What needs to be done ▸
Make an exact copy of all the data.

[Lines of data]
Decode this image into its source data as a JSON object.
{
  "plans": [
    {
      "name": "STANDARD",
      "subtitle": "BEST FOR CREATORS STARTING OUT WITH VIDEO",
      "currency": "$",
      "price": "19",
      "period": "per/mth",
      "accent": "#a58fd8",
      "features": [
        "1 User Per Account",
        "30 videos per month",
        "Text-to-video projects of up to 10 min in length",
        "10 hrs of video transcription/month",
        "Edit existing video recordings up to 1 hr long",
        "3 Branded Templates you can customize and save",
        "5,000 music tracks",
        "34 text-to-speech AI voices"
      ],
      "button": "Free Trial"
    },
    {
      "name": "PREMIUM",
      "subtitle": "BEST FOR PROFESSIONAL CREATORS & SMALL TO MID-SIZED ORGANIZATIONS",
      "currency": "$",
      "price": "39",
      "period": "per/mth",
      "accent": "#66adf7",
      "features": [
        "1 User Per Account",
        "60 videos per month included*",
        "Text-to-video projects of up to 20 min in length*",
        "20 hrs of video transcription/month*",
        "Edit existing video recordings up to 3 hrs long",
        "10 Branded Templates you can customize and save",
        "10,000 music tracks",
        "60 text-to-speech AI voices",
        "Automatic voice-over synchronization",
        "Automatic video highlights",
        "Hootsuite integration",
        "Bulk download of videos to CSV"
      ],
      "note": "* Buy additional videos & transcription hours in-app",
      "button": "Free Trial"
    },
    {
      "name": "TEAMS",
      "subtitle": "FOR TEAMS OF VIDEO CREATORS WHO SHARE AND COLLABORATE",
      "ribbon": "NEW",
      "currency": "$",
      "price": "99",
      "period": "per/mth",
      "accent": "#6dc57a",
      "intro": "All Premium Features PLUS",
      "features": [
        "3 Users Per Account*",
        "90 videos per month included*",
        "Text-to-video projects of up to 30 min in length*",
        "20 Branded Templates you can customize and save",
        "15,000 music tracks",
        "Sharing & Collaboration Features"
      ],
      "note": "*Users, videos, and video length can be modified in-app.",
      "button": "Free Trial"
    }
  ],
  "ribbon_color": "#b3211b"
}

Solved exercise ▸
Decode this image into its source data as a JSON object.
{
  "plans": [
    {
      "name": "STANDARD",
      "subtitle": "BEST FOR CREATORS STARTING OUT WITH VIDEO",
      "currency": "$",
      "price": "19",
      "period": "per/mth",
      "accent": "#a58fd8",
      "features": [
        "1 User Per Account",
        "30 videos per month",
        "Text-to-video projects of up to 10 min in length",
        "10 hrs of video transcription/month",
        "Edit existing video recordings up to 1 hr long",
        "3 Branded Templates you can customize and save",
        "5,000 music tracks",
        "34 text-to-speech AI voices"
      ],
      "button": "Free Trial"
    },
    {
      "name": "PREMIUM",
      "subtitle": "BEST FOR PROFESSIONAL CREATORS & SMALL TO MID-SIZED ORGANIZATIONS",
      "currency": "$",
      "price": "39",
      "period": "per/mth",
      "accent": "#66adf7",
      "features": [
        "1 User Per Account",
        "60 videos per month included*",
        "Text-to-video projects of up to 20 min in length*",
        "20 hrs of video transcription/month*",
        "Edit existing video recordings up to 3 hrs long",
        "10 Branded Templates you can customize and save",
        "10,000 music tracks",
        "60 text-to-speech AI voices",
        "Automatic voice-over synchronization",
        "Automatic video highlights",
        "Hootsuite integration",
        "Bulk download of videos to CSV"
      ],
      "note": "* Buy additional videos & transcription hours in-app",
      "button": "Free Trial"
    },
    {
      "name": "TEAMS",
      "subtitle": "FOR TEAMS OF VIDEO CREATORS WHO SHARE AND COLLABORATE",
      "ribbon": "NEW",
      "currency": "$",
      "price": "99",
      "period": "per/mth",
      "accent": "#6dc57a",
      "intro": "All Premium Features PLUS",
      "features": [
        "3 Users Per Account*",
        "90 videos per month included*",
        "Text-to-video projects of up to 30 min in length*",
        "20 Branded Templates you can customize and save",
        "15,000 music tracks",
        "Sharing & Collaboration Features"
      ],
      "note": "*Users, videos, and video length can be modified in-app.",
      "button": "Free Trial"
    }
  ],
  "ribbon_color": "#b3211b"
}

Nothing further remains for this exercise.